**Exercise description:** Search the material and gather each line with "date" in it.

**Input rows:**
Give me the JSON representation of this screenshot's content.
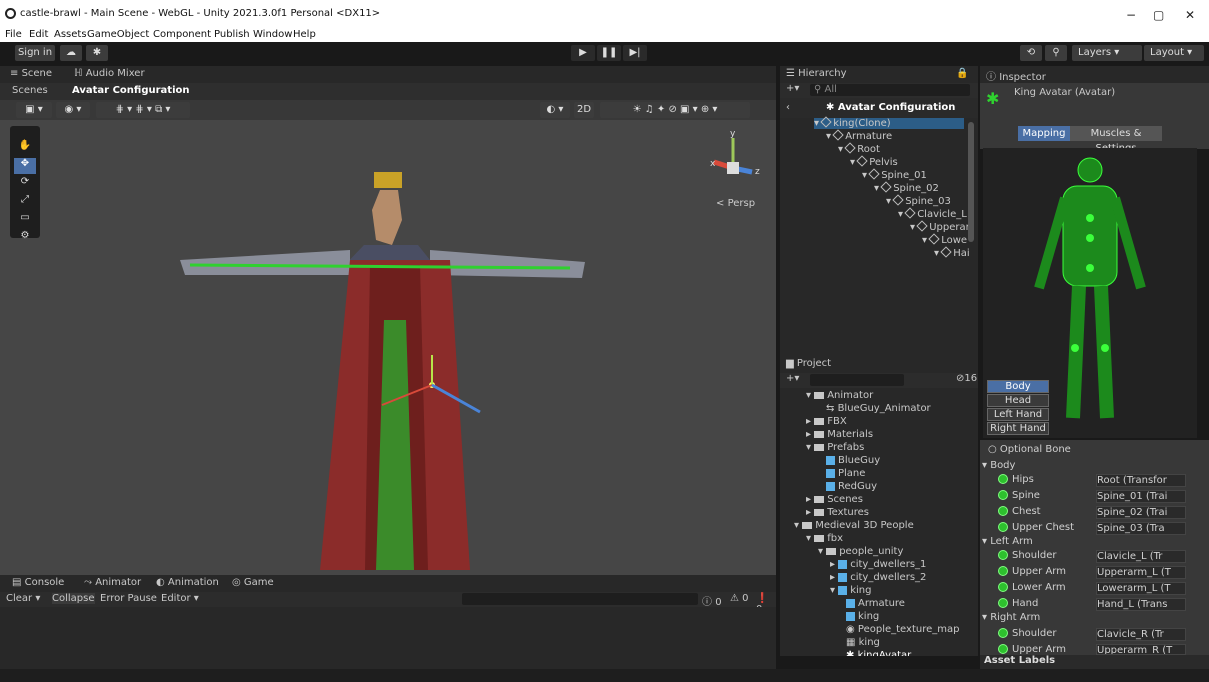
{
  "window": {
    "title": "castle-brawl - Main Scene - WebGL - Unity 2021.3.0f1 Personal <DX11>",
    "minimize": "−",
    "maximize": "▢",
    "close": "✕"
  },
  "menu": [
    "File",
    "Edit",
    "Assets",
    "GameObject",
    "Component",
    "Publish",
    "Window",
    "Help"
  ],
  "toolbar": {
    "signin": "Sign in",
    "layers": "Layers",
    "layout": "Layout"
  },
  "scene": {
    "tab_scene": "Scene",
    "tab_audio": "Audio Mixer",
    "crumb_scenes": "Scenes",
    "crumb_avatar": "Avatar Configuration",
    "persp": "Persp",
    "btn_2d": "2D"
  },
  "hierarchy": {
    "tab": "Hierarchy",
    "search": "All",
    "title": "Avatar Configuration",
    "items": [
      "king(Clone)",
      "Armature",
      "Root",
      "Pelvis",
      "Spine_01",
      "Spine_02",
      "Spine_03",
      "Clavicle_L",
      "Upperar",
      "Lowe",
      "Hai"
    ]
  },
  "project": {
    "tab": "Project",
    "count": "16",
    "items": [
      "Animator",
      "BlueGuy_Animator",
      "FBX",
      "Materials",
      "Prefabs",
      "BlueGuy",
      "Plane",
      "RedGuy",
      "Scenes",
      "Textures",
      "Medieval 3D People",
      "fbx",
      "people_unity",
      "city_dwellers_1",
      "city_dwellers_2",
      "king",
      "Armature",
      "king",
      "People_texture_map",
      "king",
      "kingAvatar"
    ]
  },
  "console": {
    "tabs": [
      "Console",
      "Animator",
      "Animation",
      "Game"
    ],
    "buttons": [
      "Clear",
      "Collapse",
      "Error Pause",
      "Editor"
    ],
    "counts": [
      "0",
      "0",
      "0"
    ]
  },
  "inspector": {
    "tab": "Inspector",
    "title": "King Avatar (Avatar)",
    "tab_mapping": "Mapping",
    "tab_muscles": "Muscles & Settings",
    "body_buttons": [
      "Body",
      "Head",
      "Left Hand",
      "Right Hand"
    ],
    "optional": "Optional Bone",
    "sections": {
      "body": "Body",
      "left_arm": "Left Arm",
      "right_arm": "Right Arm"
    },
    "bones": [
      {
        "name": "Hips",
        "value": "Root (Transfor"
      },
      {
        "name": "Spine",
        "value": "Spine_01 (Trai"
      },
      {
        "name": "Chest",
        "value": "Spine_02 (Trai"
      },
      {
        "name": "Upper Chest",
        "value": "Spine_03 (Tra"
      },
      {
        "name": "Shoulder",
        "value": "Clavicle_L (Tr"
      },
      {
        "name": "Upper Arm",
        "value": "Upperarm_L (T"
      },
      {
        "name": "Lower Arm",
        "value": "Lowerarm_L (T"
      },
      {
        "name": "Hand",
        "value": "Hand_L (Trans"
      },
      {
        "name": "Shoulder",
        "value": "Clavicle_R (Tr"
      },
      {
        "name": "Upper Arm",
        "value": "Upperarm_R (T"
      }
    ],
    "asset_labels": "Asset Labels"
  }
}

...

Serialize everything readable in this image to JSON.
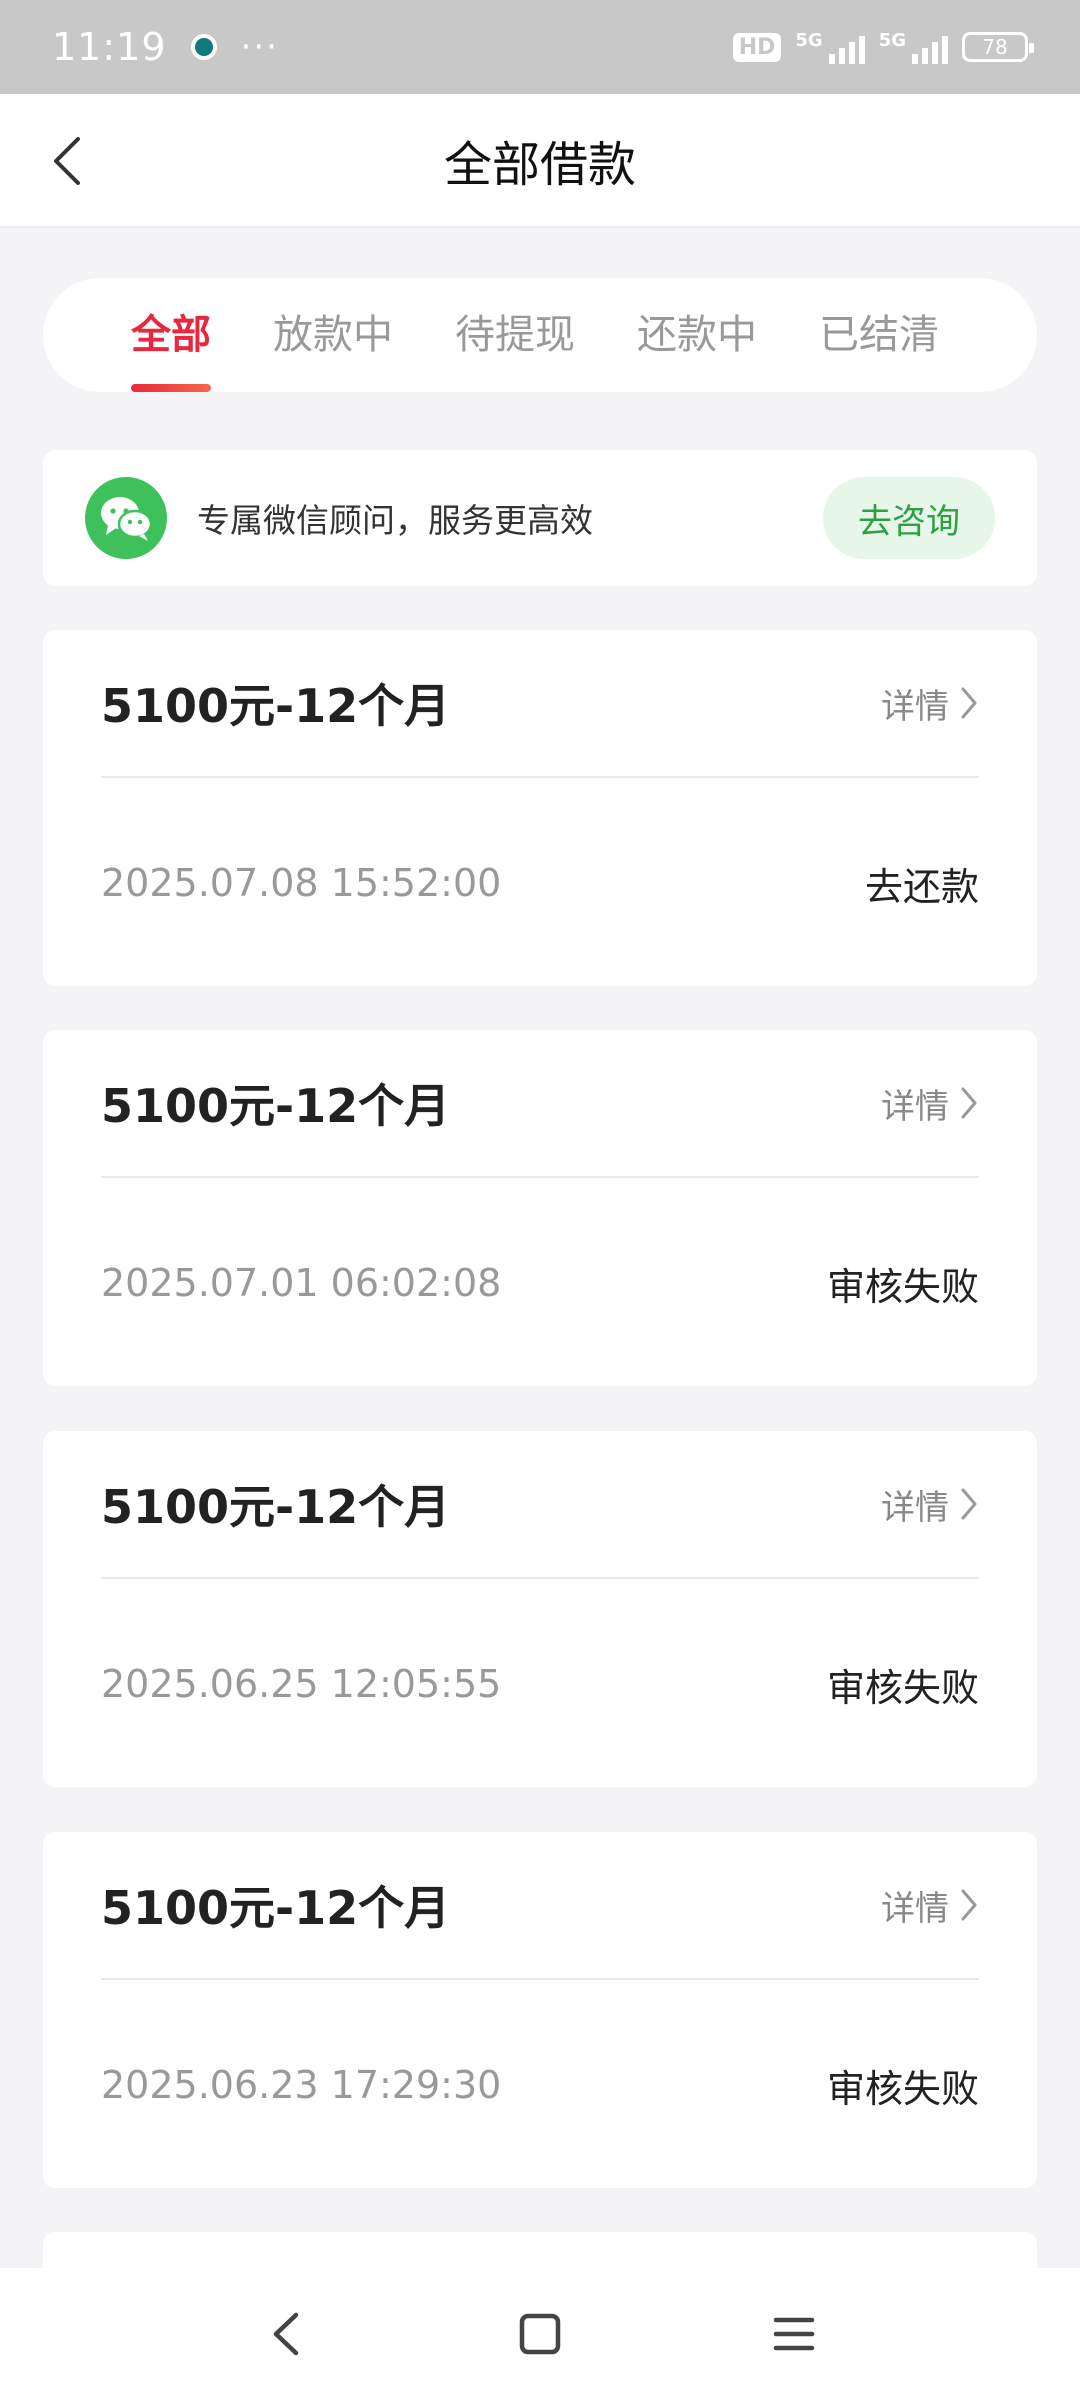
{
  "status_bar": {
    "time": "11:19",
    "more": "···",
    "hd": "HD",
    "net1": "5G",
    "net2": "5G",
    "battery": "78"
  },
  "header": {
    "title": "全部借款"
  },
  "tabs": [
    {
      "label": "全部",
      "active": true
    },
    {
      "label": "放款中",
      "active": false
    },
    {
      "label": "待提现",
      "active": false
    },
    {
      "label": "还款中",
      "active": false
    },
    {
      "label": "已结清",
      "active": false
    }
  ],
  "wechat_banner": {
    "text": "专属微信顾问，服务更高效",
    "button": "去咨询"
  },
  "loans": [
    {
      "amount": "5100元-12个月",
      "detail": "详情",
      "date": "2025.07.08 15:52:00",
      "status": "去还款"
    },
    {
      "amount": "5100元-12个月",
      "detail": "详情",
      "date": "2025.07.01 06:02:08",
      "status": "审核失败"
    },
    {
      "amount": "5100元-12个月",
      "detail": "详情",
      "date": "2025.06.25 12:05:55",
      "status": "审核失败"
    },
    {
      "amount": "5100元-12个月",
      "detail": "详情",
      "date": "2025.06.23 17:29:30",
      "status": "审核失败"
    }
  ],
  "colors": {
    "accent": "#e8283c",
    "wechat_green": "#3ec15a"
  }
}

**Exercise response:**
      "date": "2025.07.08 15:52:00",
      "date": "2025.07.01 06:02:08",
      "date": "2025.06.25 12:05:55",
      "date": "2025.06.23 17:29:30",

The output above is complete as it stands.